┌─ EXERCISE MATERIAL

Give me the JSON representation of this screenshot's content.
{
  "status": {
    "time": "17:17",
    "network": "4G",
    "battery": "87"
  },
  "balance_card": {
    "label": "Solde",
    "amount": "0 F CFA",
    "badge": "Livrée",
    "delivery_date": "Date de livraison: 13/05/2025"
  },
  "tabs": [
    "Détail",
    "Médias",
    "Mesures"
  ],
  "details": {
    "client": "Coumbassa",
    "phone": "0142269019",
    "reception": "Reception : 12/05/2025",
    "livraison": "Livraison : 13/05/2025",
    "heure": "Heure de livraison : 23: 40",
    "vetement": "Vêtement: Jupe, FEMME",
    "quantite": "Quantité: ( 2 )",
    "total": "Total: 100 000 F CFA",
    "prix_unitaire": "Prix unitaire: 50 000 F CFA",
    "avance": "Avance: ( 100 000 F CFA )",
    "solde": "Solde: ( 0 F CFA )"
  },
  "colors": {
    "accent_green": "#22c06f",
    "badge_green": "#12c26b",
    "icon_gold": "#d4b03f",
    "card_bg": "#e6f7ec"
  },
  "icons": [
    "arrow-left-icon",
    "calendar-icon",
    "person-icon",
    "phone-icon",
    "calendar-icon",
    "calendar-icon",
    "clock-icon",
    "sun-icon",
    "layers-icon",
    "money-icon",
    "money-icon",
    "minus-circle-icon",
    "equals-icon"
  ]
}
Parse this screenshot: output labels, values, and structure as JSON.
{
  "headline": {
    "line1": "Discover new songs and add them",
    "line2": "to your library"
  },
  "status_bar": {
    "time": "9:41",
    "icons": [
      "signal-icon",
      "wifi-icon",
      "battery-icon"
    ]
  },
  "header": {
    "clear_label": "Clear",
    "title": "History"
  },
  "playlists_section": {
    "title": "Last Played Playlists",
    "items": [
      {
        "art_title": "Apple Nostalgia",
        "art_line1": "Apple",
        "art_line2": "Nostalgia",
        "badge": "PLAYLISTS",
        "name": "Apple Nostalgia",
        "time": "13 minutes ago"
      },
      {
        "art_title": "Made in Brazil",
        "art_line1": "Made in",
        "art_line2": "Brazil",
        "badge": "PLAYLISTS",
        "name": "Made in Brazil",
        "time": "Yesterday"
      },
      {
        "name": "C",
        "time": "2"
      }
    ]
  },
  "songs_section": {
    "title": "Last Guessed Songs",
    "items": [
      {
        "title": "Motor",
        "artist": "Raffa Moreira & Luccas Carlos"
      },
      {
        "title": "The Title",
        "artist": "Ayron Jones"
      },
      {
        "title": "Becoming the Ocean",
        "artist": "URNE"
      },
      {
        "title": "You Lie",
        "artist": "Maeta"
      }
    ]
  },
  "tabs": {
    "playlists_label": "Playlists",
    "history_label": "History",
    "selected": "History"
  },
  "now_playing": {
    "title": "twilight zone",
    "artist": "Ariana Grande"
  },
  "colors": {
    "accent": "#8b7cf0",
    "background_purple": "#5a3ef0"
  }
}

└─

WHAT THE TASK REQUIRES: Copy every line in the listing above where the string "Made" turns up.

FINISHED ANSWER:
        "art_title": "Made in Brazil",
        "art_line1": "Made in",
        "name": "Made in Brazil",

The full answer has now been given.